Given problem.
Copy every line that holds "USGS".

Material.
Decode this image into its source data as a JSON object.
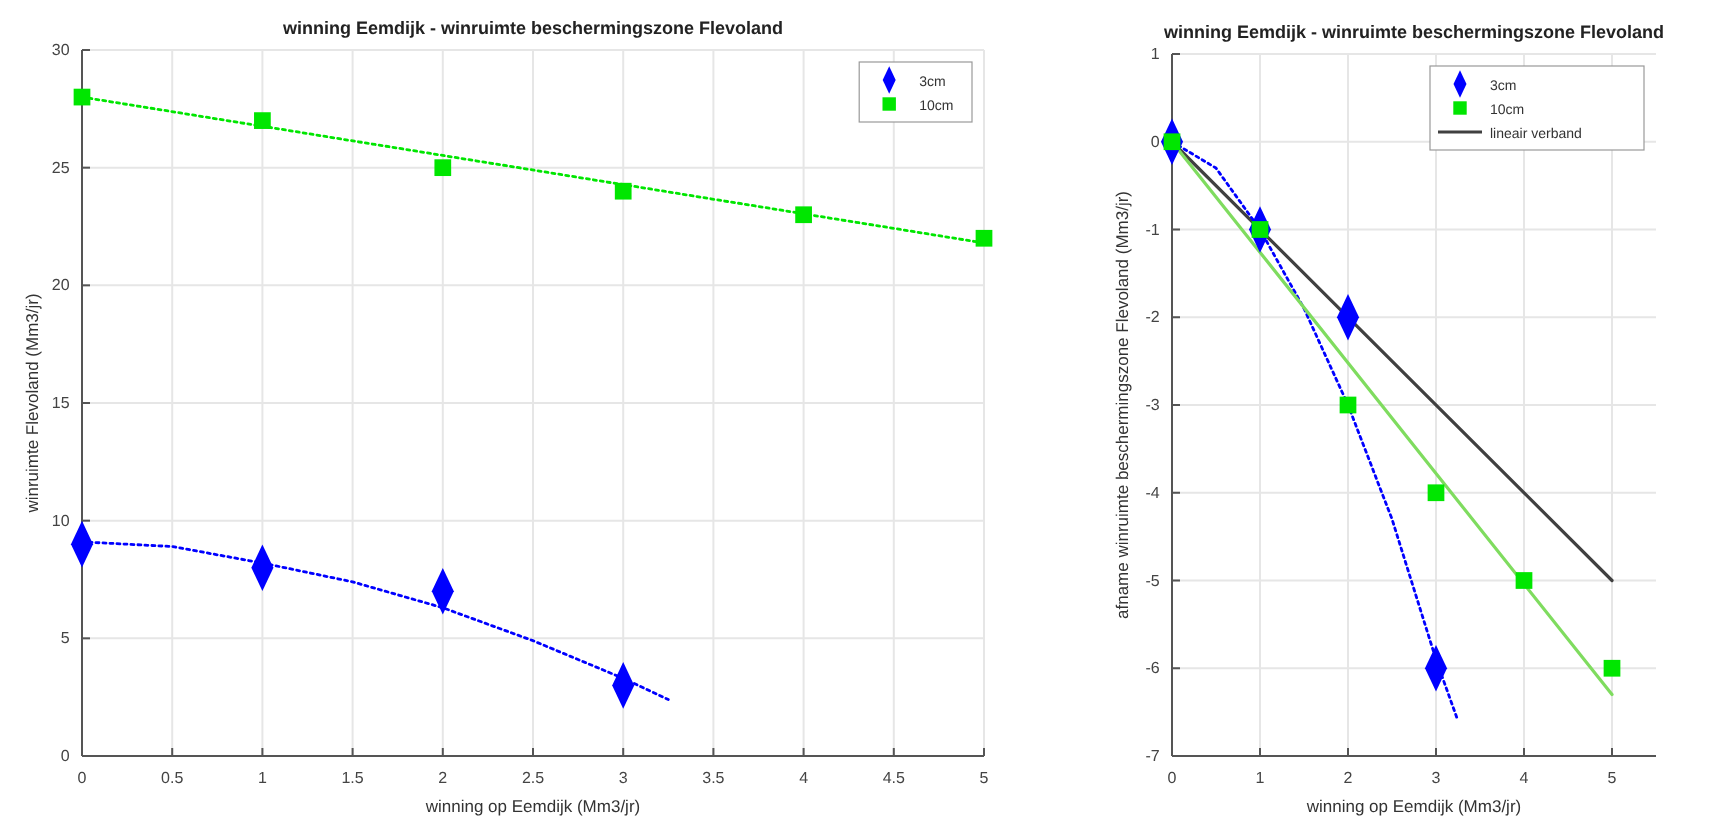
{
  "chart_data": [
    {
      "type": "scatter",
      "title": "winning Eemdijk - winruimte beschermingszone Flevoland",
      "xlabel": "winning op Eemdijk (Mm3/jr)",
      "ylabel": "winruimte Flevoland (Mm3/jr)",
      "xlim": [
        0,
        5
      ],
      "ylim": [
        0,
        30
      ],
      "xticks": [
        0,
        0.5,
        1,
        1.5,
        2,
        2.5,
        3,
        3.5,
        4,
        4.5,
        5
      ],
      "yticks": [
        0,
        5,
        10,
        15,
        20,
        25,
        30
      ],
      "grid": true,
      "legend": "top right",
      "series": [
        {
          "name": "3cm",
          "type": "scatter",
          "marker": "diamond",
          "color": "#0000ff",
          "x": [
            0,
            1,
            2,
            3
          ],
          "values": [
            9,
            8,
            7,
            3
          ]
        },
        {
          "name": "10cm",
          "type": "scatter",
          "marker": "square",
          "color": "#00e600",
          "x": [
            0,
            1,
            2,
            3,
            4,
            5
          ],
          "values": [
            28,
            27,
            25,
            24,
            23,
            22
          ]
        },
        {
          "type": "line",
          "marker": "none",
          "line_style": "dotted",
          "color": "#0000ff",
          "x": [
            0,
            0.5,
            1,
            1.5,
            2,
            2.5,
            3,
            3.25
          ],
          "values": [
            9.1,
            8.9,
            8.2,
            7.4,
            6.3,
            4.9,
            3.3,
            2.4
          ]
        },
        {
          "type": "line",
          "marker": "none",
          "line_style": "dotted",
          "color": "#00e600",
          "x": [
            0,
            5
          ],
          "values": [
            28,
            21.8
          ]
        }
      ]
    },
    {
      "type": "scatter",
      "title": "winning Eemdijk - winruimte beschermingszone Flevoland",
      "xlabel": "winning op Eemdijk (Mm3/jr)",
      "ylabel": "afname winruimte beschermingszone Flevoland (Mm3/jr)",
      "xlim": [
        0,
        5.5
      ],
      "ylim": [
        -7,
        1
      ],
      "xticks": [
        0,
        1,
        2,
        3,
        4,
        5
      ],
      "yticks": [
        -7,
        -6,
        -5,
        -4,
        -3,
        -2,
        -1,
        0,
        1
      ],
      "grid": true,
      "legend": "top right",
      "series": [
        {
          "name": "3cm",
          "type": "scatter",
          "marker": "diamond",
          "color": "#0000ff",
          "x": [
            0,
            1,
            2,
            3
          ],
          "values": [
            0,
            -1,
            -2,
            -6
          ]
        },
        {
          "name": "10cm",
          "type": "scatter",
          "marker": "square",
          "color": "#00e600",
          "x": [
            0,
            1,
            2,
            3,
            4,
            5
          ],
          "values": [
            0,
            -1,
            -3,
            -4,
            -5,
            -6
          ]
        },
        {
          "name": "lineair verband",
          "type": "line",
          "marker": "none",
          "line_style": "solid",
          "color": "#404040",
          "x": [
            0,
            5
          ],
          "values": [
            0,
            -5
          ]
        },
        {
          "type": "line",
          "marker": "none",
          "line_style": "dotted",
          "color": "#0000ff",
          "x": [
            0,
            0.5,
            1,
            1.5,
            2,
            2.5,
            3,
            3.25
          ],
          "values": [
            0,
            -0.3,
            -1,
            -1.9,
            -3,
            -4.3,
            -5.9,
            -6.6
          ]
        },
        {
          "type": "line",
          "marker": "none",
          "line_style": "solid",
          "color": "#7fdc5f",
          "x": [
            0,
            5
          ],
          "values": [
            0,
            -6.3
          ]
        }
      ]
    }
  ]
}
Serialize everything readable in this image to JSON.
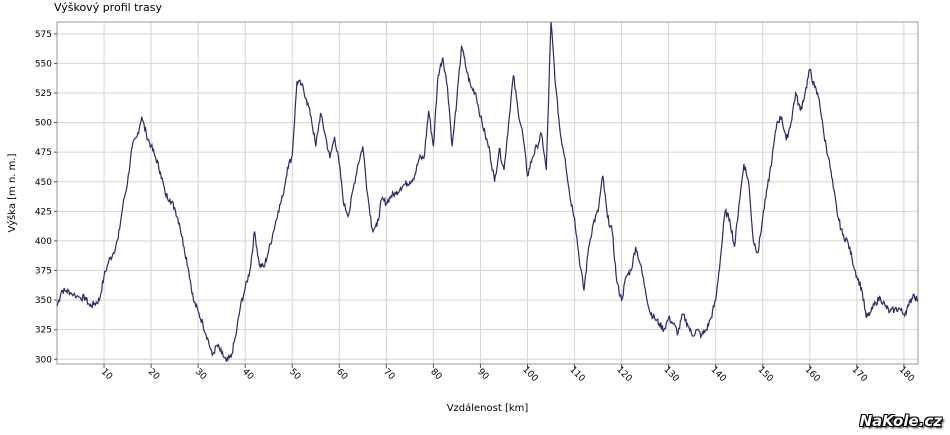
{
  "chart_data": {
    "type": "line",
    "title": "Výškový profil trasy",
    "xlabel": "Vzdálenost [km]",
    "ylabel": "Výška [m n. m.]",
    "xlim": [
      0,
      183
    ],
    "ylim": [
      296,
      585
    ],
    "x_ticks": [
      10,
      20,
      30,
      40,
      50,
      60,
      70,
      80,
      90,
      100,
      110,
      120,
      130,
      140,
      150,
      160,
      170,
      180
    ],
    "y_ticks": [
      300,
      325,
      350,
      375,
      400,
      425,
      450,
      475,
      500,
      525,
      550,
      575
    ],
    "grid": true,
    "line_color": "#2b2b66",
    "series": [
      {
        "x": [
          0,
          1,
          2,
          3,
          5,
          6,
          7,
          8,
          9,
          10,
          11,
          12,
          13,
          14,
          15,
          16,
          17,
          18,
          19,
          20,
          21,
          22,
          23,
          24,
          25,
          26,
          27,
          28,
          29,
          30,
          31,
          32,
          33,
          34,
          35,
          36,
          37,
          38,
          39,
          40,
          41,
          42,
          43,
          44,
          45,
          46,
          47,
          48,
          49,
          50,
          51,
          52,
          53,
          54,
          55,
          56,
          57,
          58,
          59,
          60,
          61,
          62,
          63,
          64,
          65,
          66,
          67,
          68,
          69,
          70,
          71,
          72,
          73,
          74,
          75,
          76,
          77,
          78,
          79,
          80,
          81,
          82,
          83,
          84,
          85,
          86,
          87,
          88,
          89,
          90,
          91,
          92,
          93,
          94,
          95,
          96,
          97,
          98,
          99,
          100,
          101,
          102,
          103,
          104,
          105,
          106,
          107,
          108,
          109,
          110,
          111,
          112,
          113,
          114,
          115,
          116,
          117,
          118,
          119,
          120,
          121,
          122,
          123,
          124,
          125,
          126,
          127,
          128,
          129,
          130,
          131,
          132,
          133,
          134,
          135,
          136,
          137,
          138,
          139,
          140,
          141,
          142,
          143,
          144,
          145,
          146,
          147,
          148,
          149,
          150,
          151,
          152,
          153,
          154,
          155,
          156,
          157,
          158,
          159,
          160,
          161,
          162,
          163,
          164,
          165,
          166,
          167,
          168,
          169,
          170,
          171,
          172,
          173,
          174,
          175,
          176,
          177,
          178,
          179,
          180,
          181,
          182,
          183
        ],
        "y": [
          345,
          358,
          358,
          356,
          352,
          352,
          345,
          347,
          350,
          370,
          383,
          390,
          402,
          430,
          450,
          480,
          488,
          505,
          490,
          480,
          470,
          458,
          440,
          435,
          428,
          415,
          395,
          375,
          350,
          340,
          330,
          318,
          303,
          312,
          305,
          298,
          302,
          320,
          345,
          360,
          375,
          408,
          380,
          378,
          392,
          408,
          425,
          438,
          462,
          472,
          535,
          532,
          520,
          505,
          480,
          508,
          490,
          470,
          488,
          465,
          430,
          422,
          445,
          465,
          480,
          440,
          410,
          412,
          435,
          432,
          438,
          440,
          445,
          448,
          450,
          455,
          470,
          470,
          510,
          480,
          540,
          555,
          530,
          480,
          520,
          565,
          545,
          530,
          525,
          505,
          490,
          475,
          450,
          478,
          460,
          500,
          540,
          510,
          490,
          455,
          470,
          480,
          490,
          460,
          585,
          530,
          490,
          470,
          438,
          420,
          385,
          358,
          395,
          415,
          425,
          455,
          420,
          408,
          365,
          350,
          370,
          375,
          395,
          380,
          360,
          340,
          335,
          330,
          325,
          335,
          330,
          322,
          338,
          330,
          320,
          325,
          320,
          325,
          335,
          350,
          385,
          425,
          418,
          395,
          432,
          465,
          450,
          400,
          390,
          420,
          445,
          470,
          500,
          505,
          485,
          500,
          525,
          510,
          525,
          545,
          530,
          520,
          490,
          470,
          445,
          420,
          405,
          400,
          385,
          370,
          360,
          335,
          340,
          348,
          352,
          345,
          340,
          342,
          343,
          338,
          345,
          355,
          350
        ]
      }
    ]
  },
  "watermark": "NaKole.cz"
}
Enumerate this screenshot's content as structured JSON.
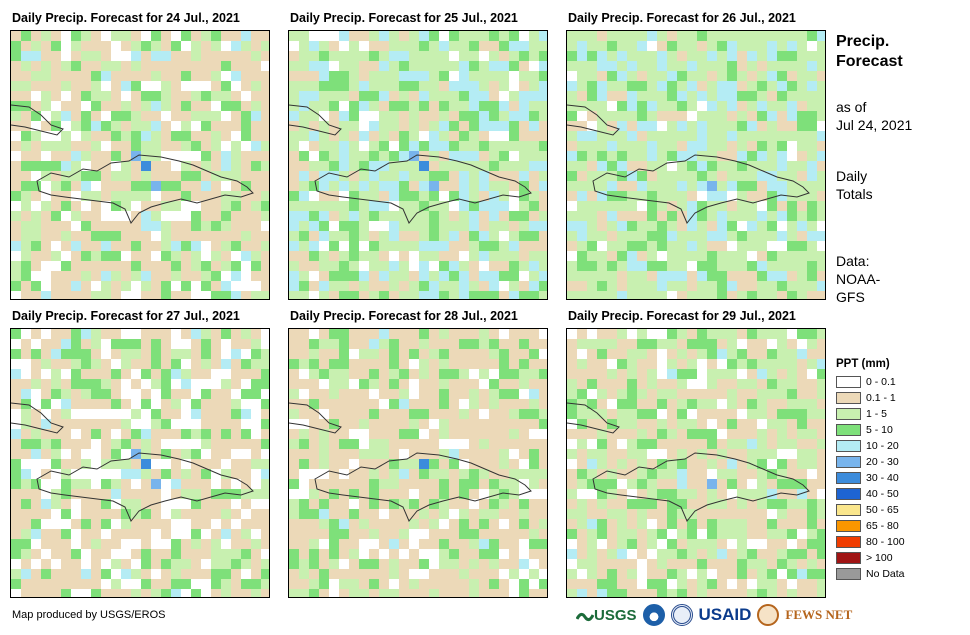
{
  "panels": [
    {
      "title": "Daily Precip. Forecast for 24 Jul., 2021",
      "seed": 11,
      "white": 0.16,
      "tan": 0.42,
      "blueBias": 0.06
    },
    {
      "title": "Daily Precip. Forecast for 25 Jul., 2021",
      "seed": 23,
      "white": 0.06,
      "tan": 0.18,
      "blueBias": 0.2
    },
    {
      "title": "Daily Precip. Forecast for 26 Jul., 2021",
      "seed": 37,
      "white": 0.03,
      "tan": 0.14,
      "blueBias": 0.16
    },
    {
      "title": "Daily Precip. Forecast for 27 Jul., 2021",
      "seed": 41,
      "white": 0.22,
      "tan": 0.45,
      "blueBias": 0.04
    },
    {
      "title": "Daily Precip. Forecast for 28 Jul., 2021",
      "seed": 53,
      "white": 0.12,
      "tan": 0.52,
      "blueBias": 0.01
    },
    {
      "title": "Daily Precip. Forecast for 29 Jul., 2021",
      "seed": 67,
      "white": 0.1,
      "tan": 0.4,
      "blueBias": 0.03
    }
  ],
  "side": {
    "title_line1": "Precip.",
    "title_line2": "Forecast",
    "asof_line1": "as of",
    "asof_line2": "Jul 24, 2021",
    "daily_line1": "Daily",
    "daily_line2": "Totals",
    "data_line1": "Data:",
    "data_line2": "NOAA-",
    "data_line3": "GFS"
  },
  "legend": {
    "title": "PPT (mm)",
    "items": [
      {
        "label": "0 - 0.1",
        "color": "#ffffff"
      },
      {
        "label": "0.1 - 1",
        "color": "#ecd9b8"
      },
      {
        "label": "1 - 5",
        "color": "#c8f0b0"
      },
      {
        "label": "5 - 10",
        "color": "#7ee07a"
      },
      {
        "label": "10 - 20",
        "color": "#b4ecf4"
      },
      {
        "label": "20 - 30",
        "color": "#78b4ec"
      },
      {
        "label": "30 - 40",
        "color": "#3c8cdc"
      },
      {
        "label": "40 - 50",
        "color": "#1e64d2"
      },
      {
        "label": "50 - 65",
        "color": "#fae68c"
      },
      {
        "label": "65 - 80",
        "color": "#fa9600"
      },
      {
        "label": "80 - 100",
        "color": "#f03c00"
      },
      {
        "label": "> 100",
        "color": "#a01414"
      },
      {
        "label": "No Data",
        "color": "#999999"
      }
    ]
  },
  "credit": "Map produced by USGS/EROS",
  "logos": {
    "usgs": "USGS",
    "usaid": "USAID",
    "fewsnet": "FEWS NET"
  }
}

Task solution.
  "credit": "Map produced by USGS/EROS",
    "usgs": "USGS",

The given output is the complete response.